── PROVIDED ENTRIES

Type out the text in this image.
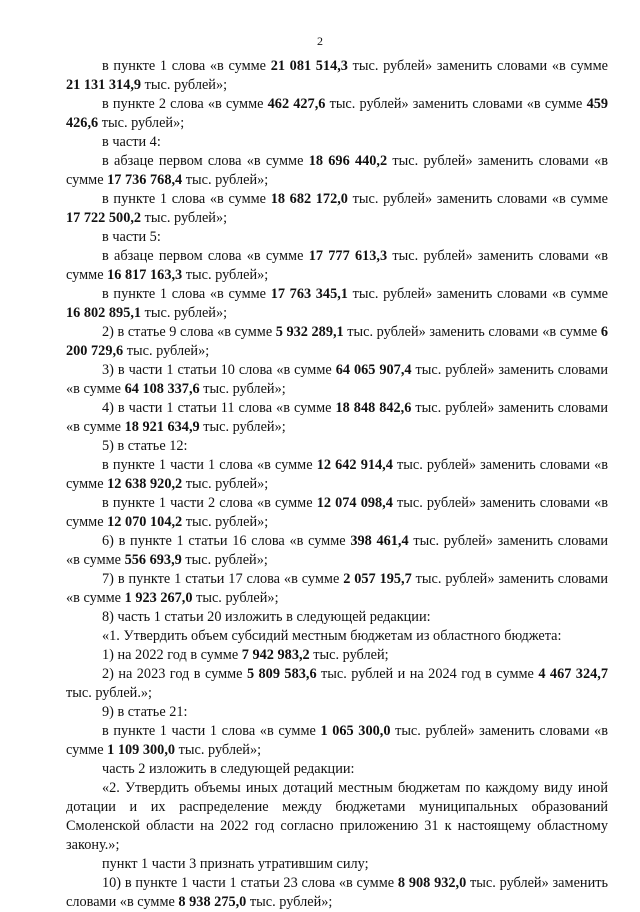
2

в пункте 1 слова «в сумме 21 081 514,3 тыс. рублей» заменить словами «в сумме 21 131 314,9 тыс. рублей»;

в пункте 2 слова «в сумме 462 427,6 тыс. рублей» заменить словами «в сумме 459 426,6 тыс. рублей»;

в части 4:

в абзаце первом слова «в сумме 18 696 440,2 тыс. рублей» заменить словами «в сумме 17 736 768,4 тыс. рублей»;

в пункте 1 слова «в сумме 18 682 172,0 тыс. рублей» заменить словами «в сумме 17 722 500,2 тыс. рублей»;

в части 5:

в абзаце первом слова «в сумме 17 777 613,3 тыс. рублей» заменить словами «в сумме 16 817 163,3 тыс. рублей»;

в пункте 1 слова «в сумме 17 763 345,1 тыс. рублей» заменить словами «в сумме 16 802 895,1 тыс. рублей»;

2) в статье 9 слова «в сумме 5 932 289,1 тыс. рублей» заменить словами «в сумме 6 200 729,6 тыс. рублей»;

3) в части 1 статьи 10 слова «в сумме 64 065 907,4 тыс. рублей» заменить словами «в сумме 64 108 337,6 тыс. рублей»;

4) в части 1 статьи 11 слова «в сумме 18 848 842,6 тыс. рублей» заменить словами «в сумме 18 921 634,9 тыс. рублей»;

5) в статье 12:

в пункте 1 части 1 слова «в сумме 12 642 914,4 тыс. рублей» заменить словами «в сумме 12 638 920,2 тыс. рублей»;

в пункте 1 части 2 слова «в сумме 12 074 098,4 тыс. рублей» заменить словами «в сумме 12 070 104,2 тыс. рублей»;

6) в пункте 1 статьи 16 слова «в сумме 398 461,4 тыс. рублей» заменить словами «в сумме 556 693,9 тыс. рублей»;

7) в пункте 1 статьи 17 слова «в сумме 2 057 195,7 тыс. рублей» заменить словами «в сумме 1 923 267,0 тыс. рублей»;

8) часть 1 статьи 20 изложить в следующей редакции:

«1. Утвердить объем субсидий местным бюджетам из областного бюджета:

1) на 2022 год в сумме 7 942 983,2 тыс. рублей;

2) на 2023 год в сумме 5 809 583,6 тыс. рублей и на 2024 год в сумме 4 467 324,7 тыс. рублей.»;

9) в статье 21:

в пункте 1 части 1 слова «в сумме 1 065 300,0 тыс. рублей» заменить словами «в сумме 1 109 300,0 тыс. рублей»;

часть 2 изложить в следующей редакции:

«2. Утвердить объемы иных дотаций местным бюджетам по каждому виду иной дотации и их распределение между бюджетами муниципальных образований Смоленской области на 2022 год согласно приложению 31 к настоящему областному закону.»;

пункт 1 части 3 признать утратившим силу;

10) в пункте 1 части 1 статьи 23 слова «в сумме 8 908 932,0 тыс. рублей» заменить словами «в сумме 8 938 275,0 тыс. рублей»;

────

AIM OF THE TASK
Determine how many lines of the data contain the word "бюджетам", and reply with that number only.

REPLY
2